*** Opening of Input ***

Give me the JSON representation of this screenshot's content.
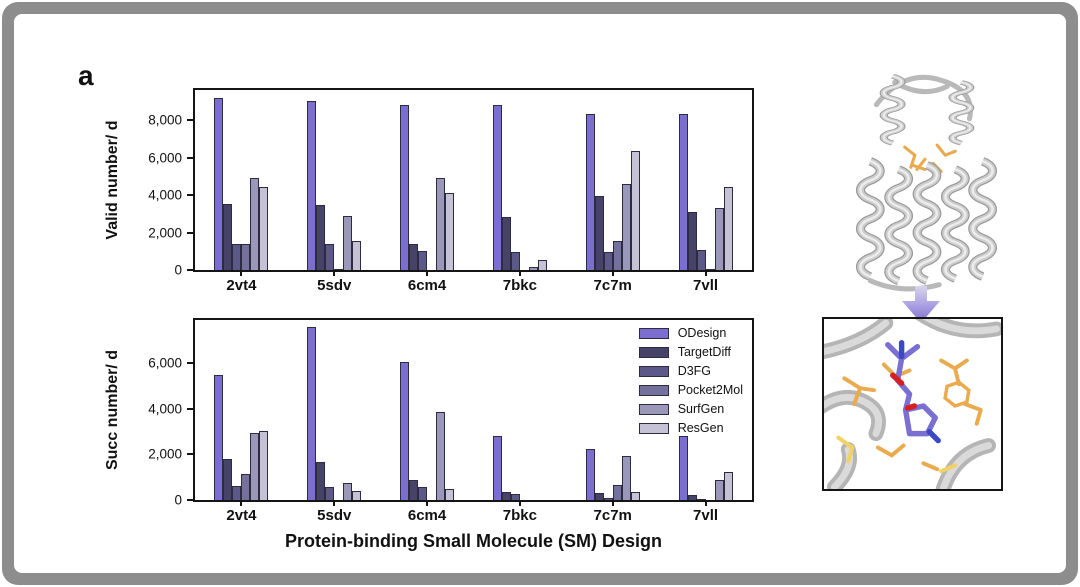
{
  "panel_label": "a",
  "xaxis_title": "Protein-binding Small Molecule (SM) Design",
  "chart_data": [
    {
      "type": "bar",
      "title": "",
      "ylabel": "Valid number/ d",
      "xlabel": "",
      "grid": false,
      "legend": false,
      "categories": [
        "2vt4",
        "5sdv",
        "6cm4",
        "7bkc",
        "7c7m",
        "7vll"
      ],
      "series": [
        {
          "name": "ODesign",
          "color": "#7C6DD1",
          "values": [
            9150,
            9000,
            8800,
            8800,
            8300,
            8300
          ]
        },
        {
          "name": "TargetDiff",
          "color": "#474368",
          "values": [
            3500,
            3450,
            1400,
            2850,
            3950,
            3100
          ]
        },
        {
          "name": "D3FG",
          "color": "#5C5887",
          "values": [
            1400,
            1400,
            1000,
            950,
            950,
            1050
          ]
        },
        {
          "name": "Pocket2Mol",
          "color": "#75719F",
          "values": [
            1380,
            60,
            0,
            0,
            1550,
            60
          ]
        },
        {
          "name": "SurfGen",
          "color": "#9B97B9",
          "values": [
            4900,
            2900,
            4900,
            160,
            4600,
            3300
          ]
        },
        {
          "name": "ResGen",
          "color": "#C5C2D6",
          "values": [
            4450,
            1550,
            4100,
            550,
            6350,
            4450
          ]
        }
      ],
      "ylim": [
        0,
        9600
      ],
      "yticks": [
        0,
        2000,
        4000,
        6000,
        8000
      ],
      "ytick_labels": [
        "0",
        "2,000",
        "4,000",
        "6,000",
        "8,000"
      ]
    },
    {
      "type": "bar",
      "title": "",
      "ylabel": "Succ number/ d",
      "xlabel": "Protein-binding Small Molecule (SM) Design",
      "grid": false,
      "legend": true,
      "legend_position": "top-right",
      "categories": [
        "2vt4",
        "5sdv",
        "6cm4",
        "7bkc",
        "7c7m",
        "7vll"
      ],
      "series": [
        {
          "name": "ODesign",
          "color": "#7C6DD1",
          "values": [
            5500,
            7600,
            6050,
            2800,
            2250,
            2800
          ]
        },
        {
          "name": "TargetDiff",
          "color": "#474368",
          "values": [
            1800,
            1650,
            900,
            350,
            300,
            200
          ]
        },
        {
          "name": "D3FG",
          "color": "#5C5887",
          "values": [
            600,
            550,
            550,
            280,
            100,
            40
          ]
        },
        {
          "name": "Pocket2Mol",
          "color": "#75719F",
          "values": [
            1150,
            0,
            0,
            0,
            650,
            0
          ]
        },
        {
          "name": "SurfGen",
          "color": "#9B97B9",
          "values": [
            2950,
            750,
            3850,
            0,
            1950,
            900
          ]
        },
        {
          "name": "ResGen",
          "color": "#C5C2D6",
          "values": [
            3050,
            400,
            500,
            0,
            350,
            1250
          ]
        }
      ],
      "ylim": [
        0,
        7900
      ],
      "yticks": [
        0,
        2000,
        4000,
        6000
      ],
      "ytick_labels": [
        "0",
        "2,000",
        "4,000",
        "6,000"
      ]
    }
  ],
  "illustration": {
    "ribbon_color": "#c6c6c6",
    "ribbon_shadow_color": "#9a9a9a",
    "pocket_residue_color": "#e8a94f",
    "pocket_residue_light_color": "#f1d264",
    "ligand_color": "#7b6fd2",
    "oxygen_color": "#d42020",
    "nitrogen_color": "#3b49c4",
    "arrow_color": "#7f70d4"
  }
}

*** Close of Input ***

■ **Exercise prompt**: Copy every line of the listing where the word "binding" appears.

■ **Answer below**:
  "xaxis_title": "Protein-binding Small Molecule (SM) Design",
      "xlabel": "Protein-binding Small Molecule (SM) Design",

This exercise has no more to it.